Extract the text of each entry below exactly, leaving every image behind.

* * * * * * *

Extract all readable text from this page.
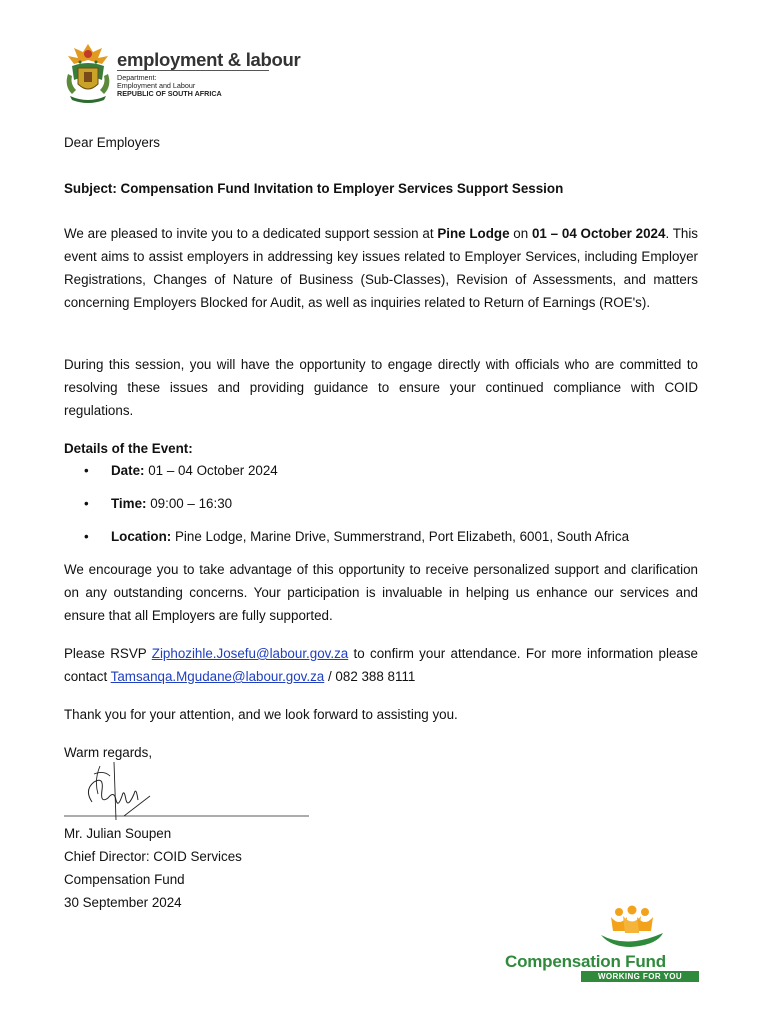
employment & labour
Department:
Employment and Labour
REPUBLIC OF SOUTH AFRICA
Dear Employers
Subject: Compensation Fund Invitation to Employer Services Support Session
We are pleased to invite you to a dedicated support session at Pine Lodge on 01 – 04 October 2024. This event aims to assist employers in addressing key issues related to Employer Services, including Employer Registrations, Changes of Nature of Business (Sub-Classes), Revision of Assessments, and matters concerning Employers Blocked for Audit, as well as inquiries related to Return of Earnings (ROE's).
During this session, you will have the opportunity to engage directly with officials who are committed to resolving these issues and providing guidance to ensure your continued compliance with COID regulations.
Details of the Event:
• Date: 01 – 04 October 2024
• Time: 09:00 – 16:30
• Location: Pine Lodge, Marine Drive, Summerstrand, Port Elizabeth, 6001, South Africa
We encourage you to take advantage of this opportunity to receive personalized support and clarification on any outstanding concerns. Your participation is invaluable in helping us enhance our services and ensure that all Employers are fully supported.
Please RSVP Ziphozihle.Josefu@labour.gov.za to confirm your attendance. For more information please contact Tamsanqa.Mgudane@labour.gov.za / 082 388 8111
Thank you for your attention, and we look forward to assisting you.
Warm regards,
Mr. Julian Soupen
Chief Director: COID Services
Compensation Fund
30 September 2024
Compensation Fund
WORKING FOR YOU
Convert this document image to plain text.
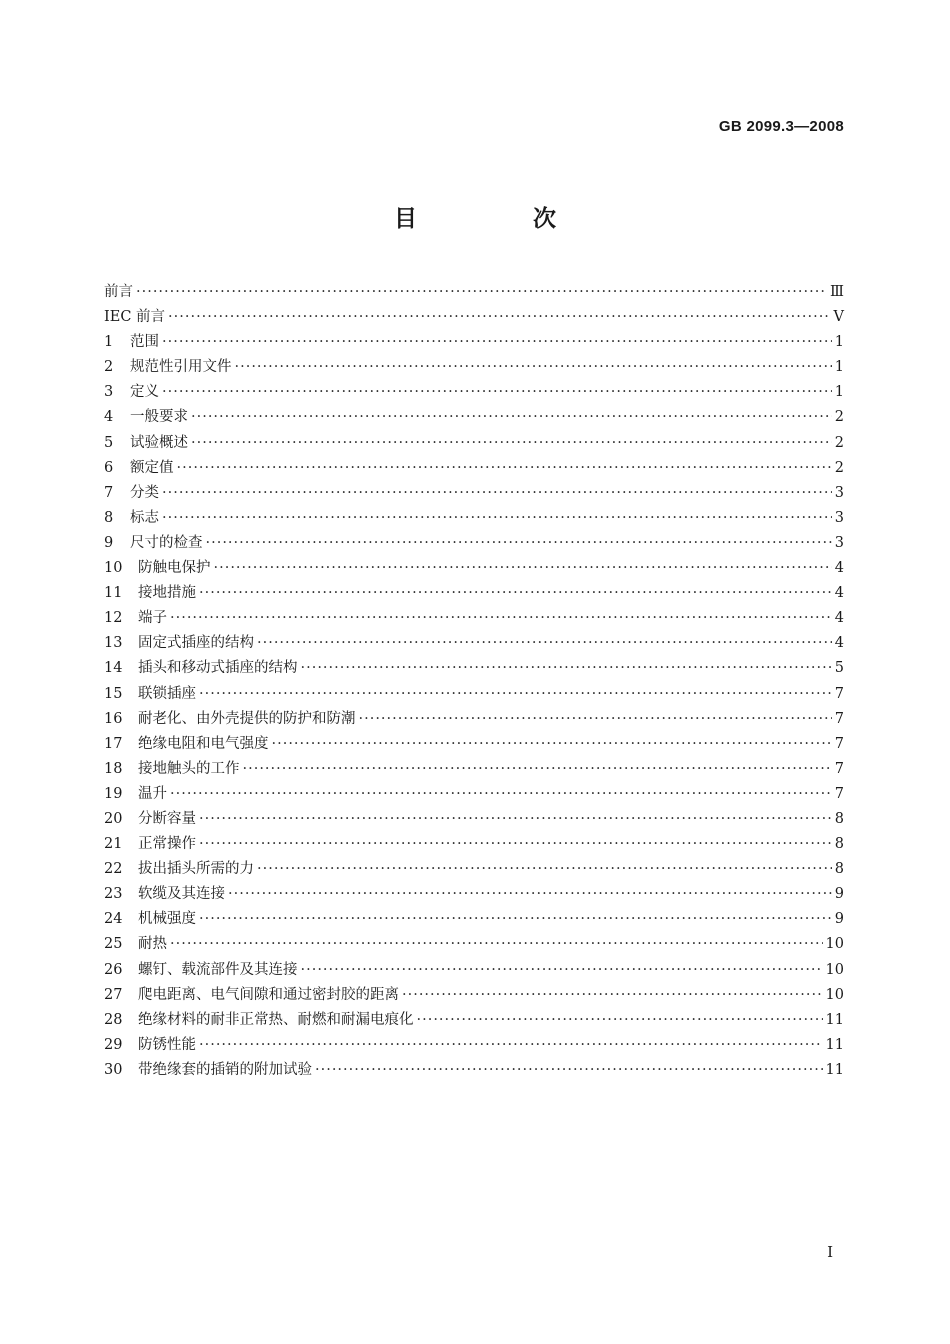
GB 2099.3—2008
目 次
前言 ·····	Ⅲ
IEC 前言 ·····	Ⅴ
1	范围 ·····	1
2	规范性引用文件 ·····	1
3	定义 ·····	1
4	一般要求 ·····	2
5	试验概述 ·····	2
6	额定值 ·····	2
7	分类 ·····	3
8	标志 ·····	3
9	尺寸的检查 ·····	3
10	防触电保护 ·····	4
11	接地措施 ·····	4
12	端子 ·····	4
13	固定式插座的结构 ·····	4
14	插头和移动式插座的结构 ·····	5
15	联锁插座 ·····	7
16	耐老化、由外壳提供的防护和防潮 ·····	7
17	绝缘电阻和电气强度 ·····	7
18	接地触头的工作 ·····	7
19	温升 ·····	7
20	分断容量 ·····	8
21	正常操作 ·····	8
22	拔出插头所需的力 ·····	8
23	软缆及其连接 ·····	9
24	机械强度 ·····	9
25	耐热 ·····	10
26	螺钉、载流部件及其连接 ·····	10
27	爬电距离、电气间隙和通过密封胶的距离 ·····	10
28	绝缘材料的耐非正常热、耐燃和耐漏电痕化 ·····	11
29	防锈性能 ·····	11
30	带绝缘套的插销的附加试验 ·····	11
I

* * * * * * *

TASK ANSWER:
Extract all readable text from this page.
employment & labour
Department:
Employment and Labour
REPUBLIC OF SOUTH AFRICA
Dear Employers
Subject: Compensation Fund Invitation to Employer Services Support Session
We are pleased to invite you to a dedicated support session at Pine Lodge on 01 – 04 October 2024. This event aims to assist employers in addressing key issues related to Employer Services, including Employer Registrations, Changes of Nature of Business (Sub-Classes), Revision of Assessments, and matters concerning Employers Blocked for Audit, as well as inquiries related to Return of Earnings (ROE's).
During this session, you will have the opportunity to engage directly with officials who are committed to resolving these issues and providing guidance to ensure your continued compliance with COID regulations.
Details of the Event:
• Date: 01 – 04 October 2024
• Time: 09:00 – 16:30
• Location: Pine Lodge, Marine Drive, Summerstrand, Port Elizabeth, 6001, South Africa
We encourage you to take advantage of this opportunity to receive personalized support and clarification on any outstanding concerns. Your participation is invaluable in helping us enhance our services and ensure that all Employers are fully supported.
Please RSVP Ziphozihle.Josefu@labour.gov.za to confirm your attendance. For more information please contact Tamsanqa.Mgudane@labour.gov.za / 082 388 8111
Thank you for your attention, and we look forward to assisting you.
Warm regards,
Mr. Julian Soupen
Chief Director: COID Services
Compensation Fund
30 September 2024
Compensation Fund
WORKING FOR YOU
Convert this document image to plain text.
GB 2099.3—2008
目 次
前言 ·····	Ⅲ
IEC 前言 ·····	Ⅴ
1	范围 ·····	1
2	规范性引用文件 ·····	1
3	定义 ·····	1
4	一般要求 ·····	2
5	试验概述 ·····	2
6	额定值 ·····	2
7	分类 ·····	3
8	标志 ·····	3
9	尺寸的检查 ·····	3
10	防触电保护 ·····	4
11	接地措施 ·····	4
12	端子 ·····	4
13	固定式插座的结构 ·····	4
14	插头和移动式插座的结构 ·····	5
15	联锁插座 ·····	7
16	耐老化、由外壳提供的防护和防潮 ·····	7
17	绝缘电阻和电气强度 ·····	7
18	接地触头的工作 ·····	7
19	温升 ·····	7
20	分断容量 ·····	8
21	正常操作 ·····	8
22	拔出插头所需的力 ·····	8
23	软缆及其连接 ·····	9
24	机械强度 ·····	9
25	耐热 ·····	10
26	螺钉、载流部件及其连接 ·····	10
27	爬电距离、电气间隙和通过密封胶的距离 ·····	10
28	绝缘材料的耐非正常热、耐燃和耐漏电痕化 ·····	11
29	防锈性能 ·····	11
30	带绝缘套的插销的附加试验 ·····	11
I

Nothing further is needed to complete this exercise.